■ Stated problem:
All the data must come back unchanged, except that pictures are left out.

■ Entries shown:

^^^^^^^^^^^^^^^^

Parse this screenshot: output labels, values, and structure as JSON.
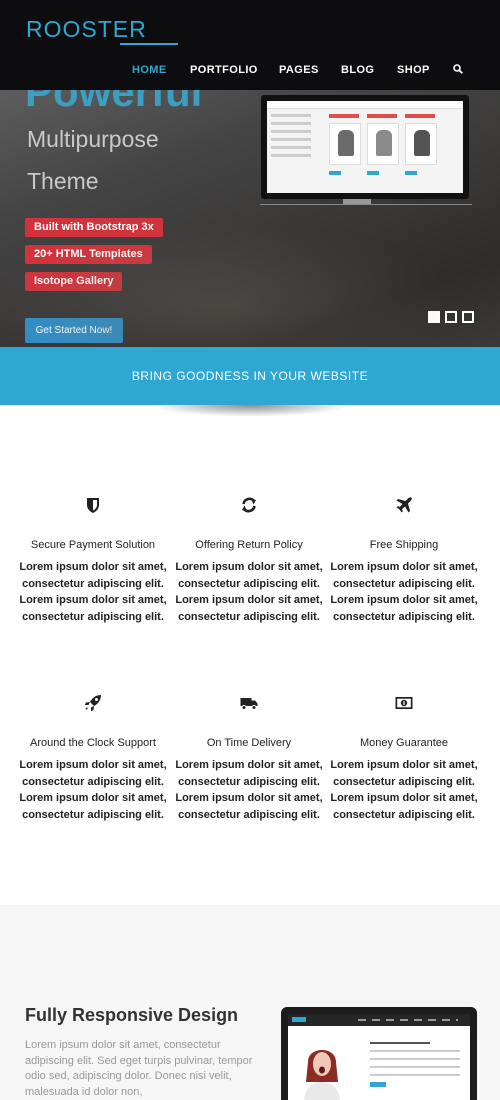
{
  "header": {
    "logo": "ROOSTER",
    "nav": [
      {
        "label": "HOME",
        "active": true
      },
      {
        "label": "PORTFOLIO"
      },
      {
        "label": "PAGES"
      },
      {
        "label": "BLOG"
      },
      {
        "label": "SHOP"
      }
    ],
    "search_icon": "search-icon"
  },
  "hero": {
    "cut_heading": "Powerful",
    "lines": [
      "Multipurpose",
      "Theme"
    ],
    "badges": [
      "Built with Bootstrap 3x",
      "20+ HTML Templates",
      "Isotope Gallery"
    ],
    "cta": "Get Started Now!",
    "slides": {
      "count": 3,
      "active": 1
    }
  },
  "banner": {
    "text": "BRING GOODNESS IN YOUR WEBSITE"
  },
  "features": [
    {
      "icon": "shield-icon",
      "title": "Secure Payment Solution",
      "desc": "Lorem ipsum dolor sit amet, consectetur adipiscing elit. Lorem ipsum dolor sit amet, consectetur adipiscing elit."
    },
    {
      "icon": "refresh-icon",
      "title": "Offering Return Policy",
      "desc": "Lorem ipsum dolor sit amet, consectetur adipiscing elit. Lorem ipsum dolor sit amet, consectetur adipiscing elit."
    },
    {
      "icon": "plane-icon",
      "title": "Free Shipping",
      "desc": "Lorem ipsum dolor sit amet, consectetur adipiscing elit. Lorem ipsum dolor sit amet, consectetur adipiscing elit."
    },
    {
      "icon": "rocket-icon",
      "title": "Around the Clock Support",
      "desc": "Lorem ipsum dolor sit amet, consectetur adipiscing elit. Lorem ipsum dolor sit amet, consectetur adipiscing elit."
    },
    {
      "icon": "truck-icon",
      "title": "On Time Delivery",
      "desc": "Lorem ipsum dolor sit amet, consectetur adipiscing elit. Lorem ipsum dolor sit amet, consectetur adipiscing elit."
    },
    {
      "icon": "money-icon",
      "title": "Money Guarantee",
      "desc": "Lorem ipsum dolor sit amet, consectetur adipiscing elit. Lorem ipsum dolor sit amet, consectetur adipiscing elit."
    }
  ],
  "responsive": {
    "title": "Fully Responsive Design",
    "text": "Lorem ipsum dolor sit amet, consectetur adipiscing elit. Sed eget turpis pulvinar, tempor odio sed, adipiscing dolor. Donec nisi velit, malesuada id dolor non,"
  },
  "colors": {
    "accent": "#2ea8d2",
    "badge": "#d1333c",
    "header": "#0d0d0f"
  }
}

^^^^^^^^^^^^^^^^

■ Answer to this task:
Parse this screenshot: output labels, values, and structure as JSON.
{
  "header": {
    "logo": "ROOSTER",
    "nav": [
      {
        "label": "HOME",
        "active": true
      },
      {
        "label": "PORTFOLIO"
      },
      {
        "label": "PAGES"
      },
      {
        "label": "BLOG"
      },
      {
        "label": "SHOP"
      }
    ],
    "search_icon": "search-icon"
  },
  "hero": {
    "cut_heading": "Powerful",
    "lines": [
      "Multipurpose",
      "Theme"
    ],
    "badges": [
      "Built with Bootstrap 3x",
      "20+ HTML Templates",
      "Isotope Gallery"
    ],
    "cta": "Get Started Now!",
    "slides": {
      "count": 3,
      "active": 1
    }
  },
  "banner": {
    "text": "BRING GOODNESS IN YOUR WEBSITE"
  },
  "features": [
    {
      "icon": "shield-icon",
      "title": "Secure Payment Solution",
      "desc": "Lorem ipsum dolor sit amet, consectetur adipiscing elit. Lorem ipsum dolor sit amet, consectetur adipiscing elit."
    },
    {
      "icon": "refresh-icon",
      "title": "Offering Return Policy",
      "desc": "Lorem ipsum dolor sit amet, consectetur adipiscing elit. Lorem ipsum dolor sit amet, consectetur adipiscing elit."
    },
    {
      "icon": "plane-icon",
      "title": "Free Shipping",
      "desc": "Lorem ipsum dolor sit amet, consectetur adipiscing elit. Lorem ipsum dolor sit amet, consectetur adipiscing elit."
    },
    {
      "icon": "rocket-icon",
      "title": "Around the Clock Support",
      "desc": "Lorem ipsum dolor sit amet, consectetur adipiscing elit. Lorem ipsum dolor sit amet, consectetur adipiscing elit."
    },
    {
      "icon": "truck-icon",
      "title": "On Time Delivery",
      "desc": "Lorem ipsum dolor sit amet, consectetur adipiscing elit. Lorem ipsum dolor sit amet, consectetur adipiscing elit."
    },
    {
      "icon": "money-icon",
      "title": "Money Guarantee",
      "desc": "Lorem ipsum dolor sit amet, consectetur adipiscing elit. Lorem ipsum dolor sit amet, consectetur adipiscing elit."
    }
  ],
  "responsive": {
    "title": "Fully Responsive Design",
    "text": "Lorem ipsum dolor sit amet, consectetur adipiscing elit. Sed eget turpis pulvinar, tempor odio sed, adipiscing dolor. Donec nisi velit, malesuada id dolor non,"
  },
  "colors": {
    "accent": "#2ea8d2",
    "badge": "#d1333c",
    "header": "#0d0d0f"
  }
}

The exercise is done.